- SET EXERCISE
Every record should be written out exactly, with the pictures left out.

>> Begin

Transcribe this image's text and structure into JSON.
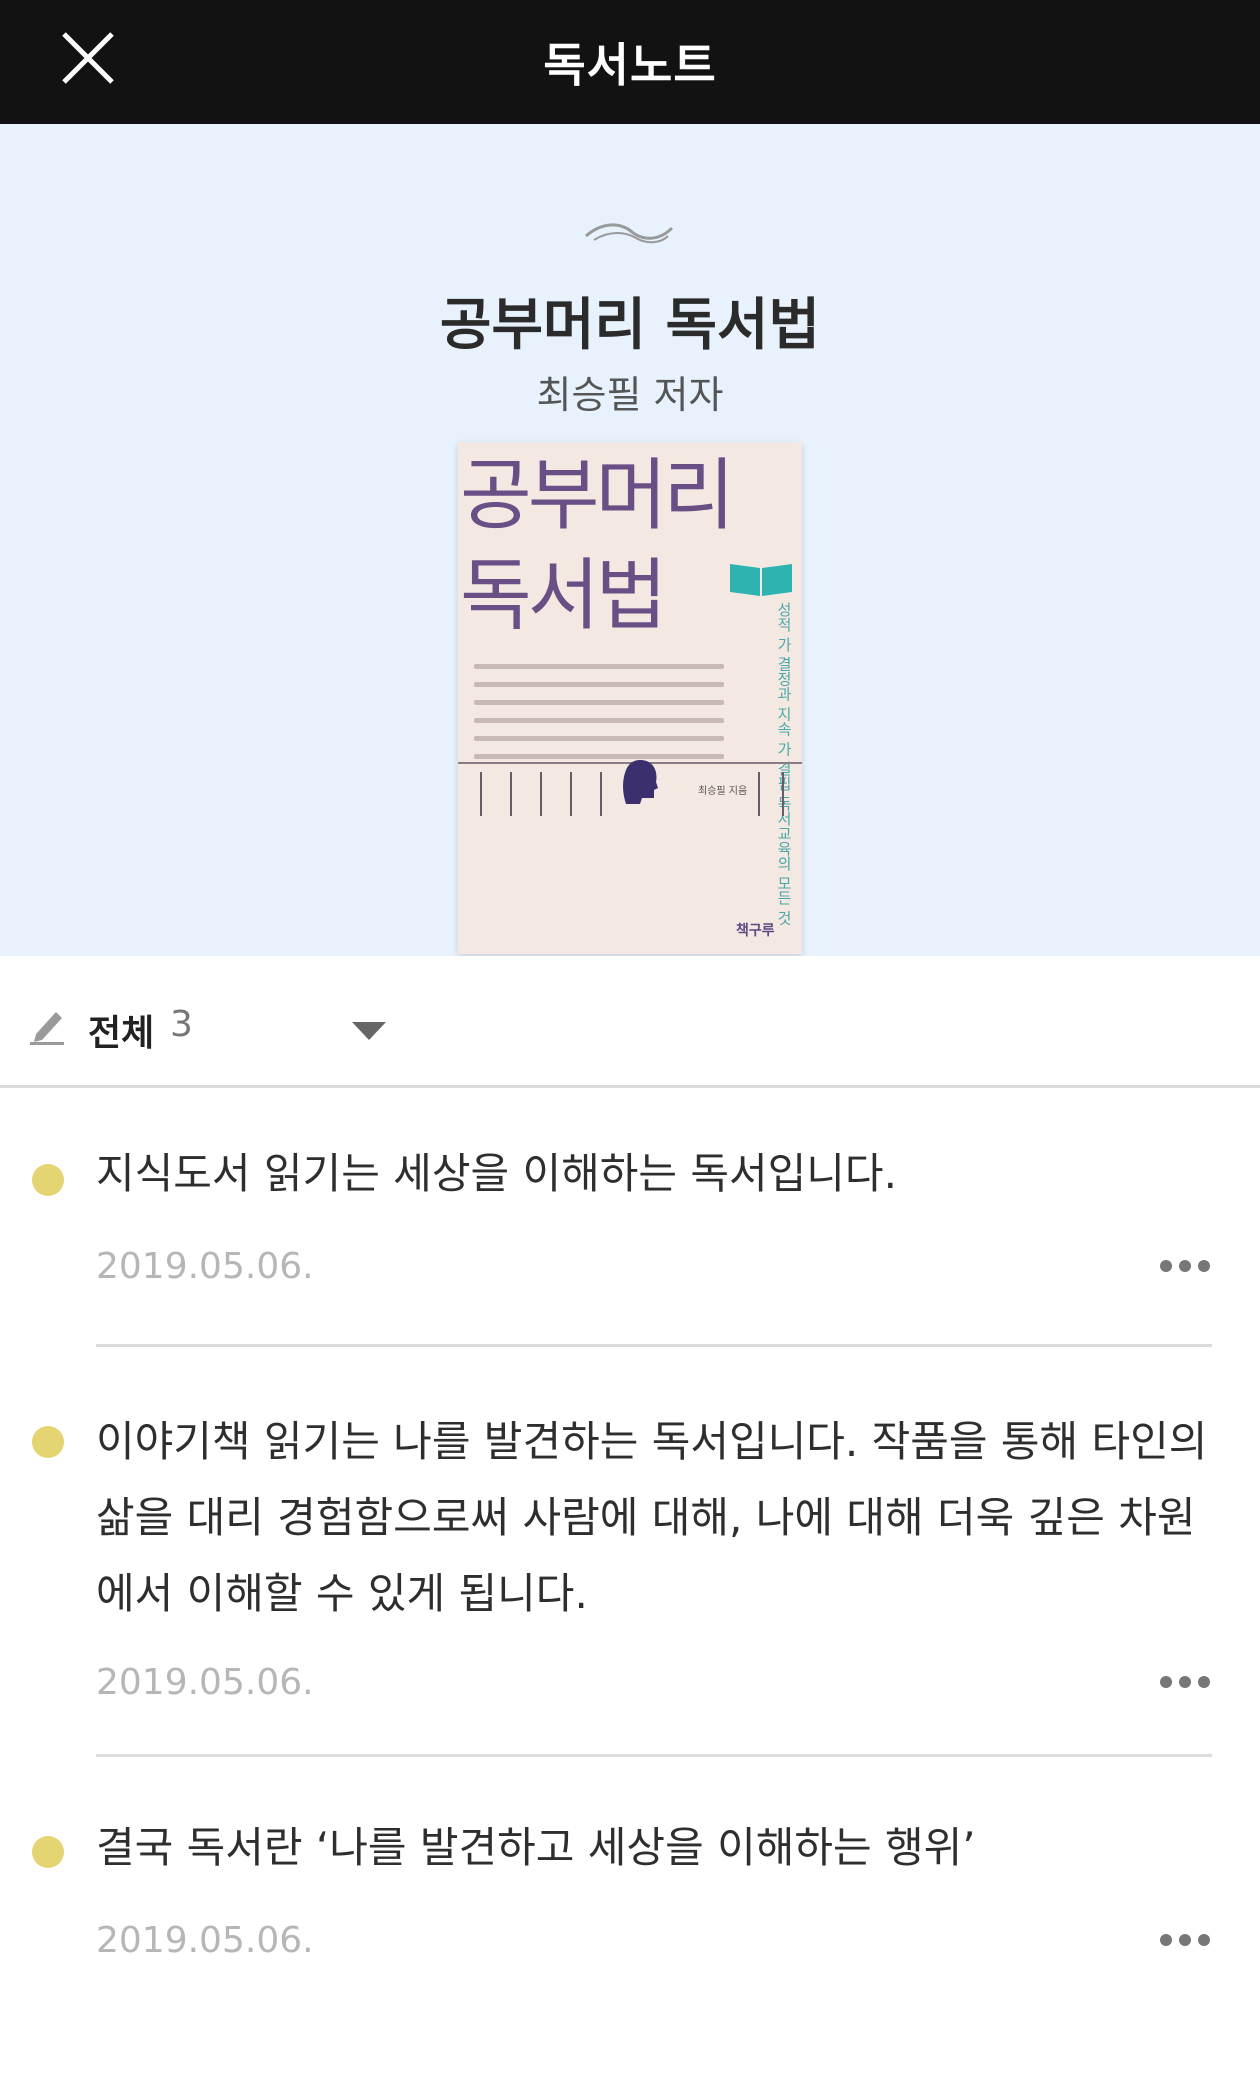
{
  "header": {
    "title": "독서노트",
    "close_icon": "close-icon"
  },
  "book": {
    "title": "공부머리 독서법",
    "author": "최승필 저자",
    "cover": {
      "title_line1": "공부머리",
      "title_line2": "독서법",
      "subtitle": "성적 가 결정과 지속 가 결핍 독서교육의 모든 것",
      "publisher": "책구루",
      "author_small": "최승필 지음"
    }
  },
  "filter": {
    "label": "전체",
    "count": "3"
  },
  "notes": [
    {
      "text": "지식도서 읽기는 세상을 이해하는 독서입니다.",
      "date": "2019.05.06."
    },
    {
      "text": "이야기책 읽기는 나를 발견하는 독서입니다. 작품을 통해 타인의 삶을 대리 경험함으로써 사람에 대해, 나에 대해 더욱 깊은 차원에서 이해할 수 있게 됩니다.",
      "date": "2019.05.06."
    },
    {
      "text": "결국 독서란 ‘나를 발견하고 세상을 이해하는 행위’",
      "date": "2019.05.06."
    }
  ],
  "colors": {
    "topbar": "#121212",
    "hero_bg": "#e7f2fd",
    "note_dot": "#e4d572"
  }
}
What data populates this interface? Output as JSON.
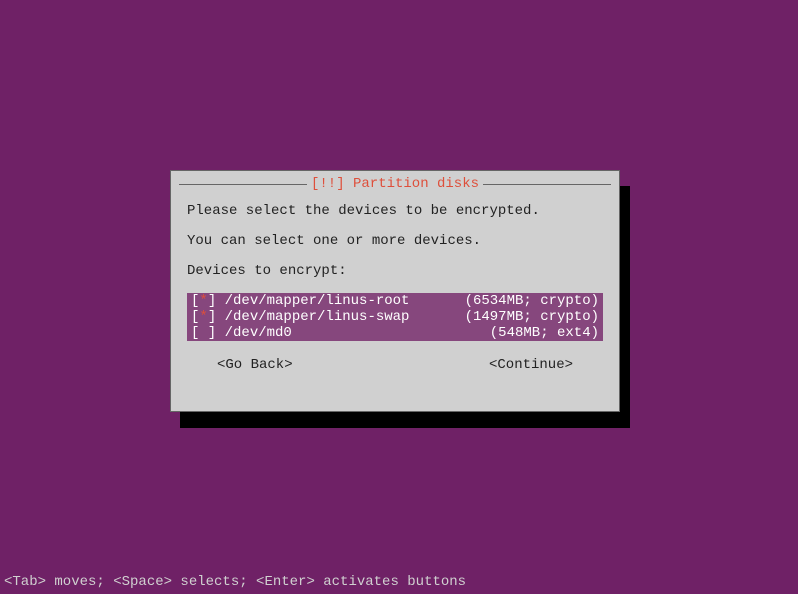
{
  "dialog": {
    "title": "[!!] Partition disks",
    "prompt1": "Please select the devices to be encrypted.",
    "prompt2": "You can select one or more devices.",
    "prompt3": "Devices to encrypt:",
    "devices": [
      {
        "checked": true,
        "highlighted": true,
        "path": "/dev/mapper/linus-root",
        "info": "(6534MB; crypto)"
      },
      {
        "checked": true,
        "highlighted": true,
        "selected_cursor": true,
        "path": "/dev/mapper/linus-swap",
        "info": "(1497MB; crypto)"
      },
      {
        "checked": false,
        "highlighted": true,
        "path": "/dev/md0",
        "info": "(548MB; ext4)"
      }
    ],
    "buttons": {
      "back": "<Go Back>",
      "continue": "<Continue>"
    }
  },
  "footer": "<Tab> moves; <Space> selects; <Enter> activates buttons"
}
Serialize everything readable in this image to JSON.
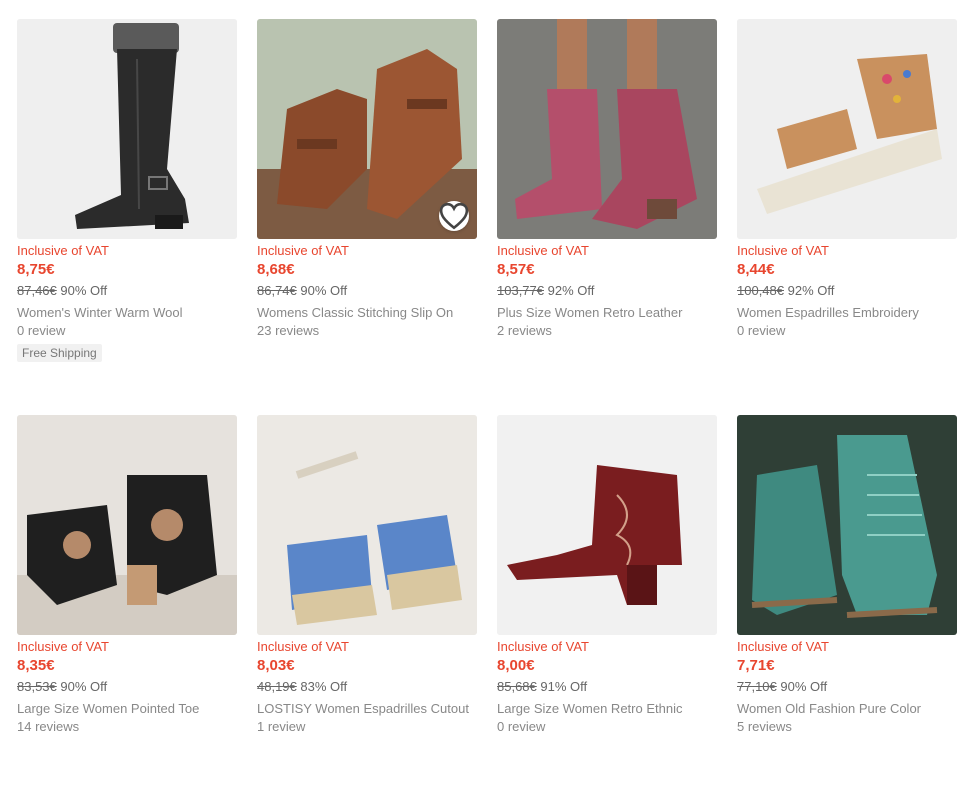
{
  "products": [
    {
      "vat": "Inclusive of VAT",
      "price": "8,75€",
      "original": "87,46€",
      "discount": "90% Off",
      "title": "Women's Winter Warm Wool",
      "reviews": "0 review",
      "shipping": "Free Shipping",
      "bg": "#efefef",
      "shoe": "#2b2b2b"
    },
    {
      "vat": "Inclusive of VAT",
      "price": "8,68€",
      "original": "86,74€",
      "discount": "90% Off",
      "title": "Womens Classic Stitching Slip On",
      "reviews": "23 reviews",
      "bg": "#b9c3b0",
      "shoe": "#8b4a2b",
      "wishlist": "heart-icon"
    },
    {
      "vat": "Inclusive of VAT",
      "price": "8,57€",
      "original": "103,77€",
      "discount": "92% Off",
      "title": "Plus Size Women Retro Leather",
      "reviews": "2 reviews",
      "bg": "#7c7c78",
      "shoe": "#b44f6b"
    },
    {
      "vat": "Inclusive of VAT",
      "price": "8,44€",
      "original": "100,48€",
      "discount": "92% Off",
      "title": "Women Espadrilles Embroidery",
      "reviews": "0 review",
      "bg": "#efefef",
      "shoe": "#c9915e"
    },
    {
      "vat": "Inclusive of VAT",
      "price": "8,35€",
      "original": "83,53€",
      "discount": "90% Off",
      "title": "Large Size Women Pointed Toe",
      "reviews": "14 reviews",
      "bg": "#e6e2dd",
      "shoe": "#1f1f1f"
    },
    {
      "vat": "Inclusive of VAT",
      "price": "8,03€",
      "original": "48,19€",
      "discount": "83% Off",
      "title": "LOSTISY Women Espadrilles Cutout",
      "reviews": "1 review",
      "bg": "#ece9e4",
      "shoe": "#5a86c9"
    },
    {
      "vat": "Inclusive of VAT",
      "price": "8,00€",
      "original": "85,68€",
      "discount": "91% Off",
      "title": "Large Size Women Retro Ethnic",
      "reviews": "0 review",
      "bg": "#f1f1f1",
      "shoe": "#7a1d1f"
    },
    {
      "vat": "Inclusive of VAT",
      "price": "7,71€",
      "original": "77,10€",
      "discount": "90% Off",
      "title": "Women Old Fashion Pure Color",
      "reviews": "5 reviews",
      "bg": "#2f3f36",
      "shoe": "#3f8a80"
    }
  ]
}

>> End

- EXERCISE ANSWER
Transcribe this image's text and structure into JSON.
{
  "header": {
    "title": "독서노트",
    "close_icon": "close-icon"
  },
  "book": {
    "title": "공부머리 독서법",
    "author": "최승필 저자",
    "cover": {
      "title_line1": "공부머리",
      "title_line2": "독서법",
      "subtitle": "성적 가 결정과 지속 가 결핍 독서교육의 모든 것",
      "publisher": "책구루",
      "author_small": "최승필 지음"
    }
  },
  "filter": {
    "label": "전체",
    "count": "3"
  },
  "notes": [
    {
      "text": "지식도서 읽기는 세상을 이해하는 독서입니다.",
      "date": "2019.05.06."
    },
    {
      "text": "이야기책 읽기는 나를 발견하는 독서입니다. 작품을 통해 타인의 삶을 대리 경험함으로써 사람에 대해, 나에 대해 더욱 깊은 차원에서 이해할 수 있게 됩니다.",
      "date": "2019.05.06."
    },
    {
      "text": "결국 독서란 ‘나를 발견하고 세상을 이해하는 행위’",
      "date": "2019.05.06."
    }
  ],
  "colors": {
    "topbar": "#121212",
    "hero_bg": "#e7f2fd",
    "note_dot": "#e4d572"
  }
}
What data populates this interface? Output as JSON.
{
  "dialog": {
    "title": "[!!] Partition disks",
    "prompt1": "Please select the devices to be encrypted.",
    "prompt2": "You can select one or more devices.",
    "prompt3": "Devices to encrypt:",
    "devices": [
      {
        "checked": true,
        "highlighted": true,
        "path": "/dev/mapper/linus-root",
        "info": "(6534MB; crypto)"
      },
      {
        "checked": true,
        "highlighted": true,
        "selected_cursor": true,
        "path": "/dev/mapper/linus-swap",
        "info": "(1497MB; crypto)"
      },
      {
        "checked": false,
        "highlighted": true,
        "path": "/dev/md0",
        "info": "(548MB; ext4)"
      }
    ],
    "buttons": {
      "back": "<Go Back>",
      "continue": "<Continue>"
    }
  },
  "footer": "<Tab> moves; <Space> selects; <Enter> activates buttons"
}
Serialize everything readable in this image to JSON.
{
  "products": [
    {
      "vat": "Inclusive of VAT",
      "price": "8,75€",
      "original": "87,46€",
      "discount": "90% Off",
      "title": "Women's Winter Warm Wool",
      "reviews": "0 review",
      "shipping": "Free Shipping",
      "bg": "#efefef",
      "shoe": "#2b2b2b"
    },
    {
      "vat": "Inclusive of VAT",
      "price": "8,68€",
      "original": "86,74€",
      "discount": "90% Off",
      "title": "Womens Classic Stitching Slip On",
      "reviews": "23 reviews",
      "bg": "#b9c3b0",
      "shoe": "#8b4a2b",
      "wishlist": "heart-icon"
    },
    {
      "vat": "Inclusive of VAT",
      "price": "8,57€",
      "original": "103,77€",
      "discount": "92% Off",
      "title": "Plus Size Women Retro Leather",
      "reviews": "2 reviews",
      "bg": "#7c7c78",
      "shoe": "#b44f6b"
    },
    {
      "vat": "Inclusive of VAT",
      "price": "8,44€",
      "original": "100,48€",
      "discount": "92% Off",
      "title": "Women Espadrilles Embroidery",
      "reviews": "0 review",
      "bg": "#efefef",
      "shoe": "#c9915e"
    },
    {
      "vat": "Inclusive of VAT",
      "price": "8,35€",
      "original": "83,53€",
      "discount": "90% Off",
      "title": "Large Size Women Pointed Toe",
      "reviews": "14 reviews",
      "bg": "#e6e2dd",
      "shoe": "#1f1f1f"
    },
    {
      "vat": "Inclusive of VAT",
      "price": "8,03€",
      "original": "48,19€",
      "discount": "83% Off",
      "title": "LOSTISY Women Espadrilles Cutout",
      "reviews": "1 review",
      "bg": "#ece9e4",
      "shoe": "#5a86c9"
    },
    {
      "vat": "Inclusive of VAT",
      "price": "8,00€",
      "original": "85,68€",
      "discount": "91% Off",
      "title": "Large Size Women Retro Ethnic",
      "reviews": "0 review",
      "bg": "#f1f1f1",
      "shoe": "#7a1d1f"
    },
    {
      "vat": "Inclusive of VAT",
      "price": "7,71€",
      "original": "77,10€",
      "discount": "90% Off",
      "title": "Women Old Fashion Pure Color",
      "reviews": "5 reviews",
      "bg": "#2f3f36",
      "shoe": "#3f8a80"
    }
  ]
}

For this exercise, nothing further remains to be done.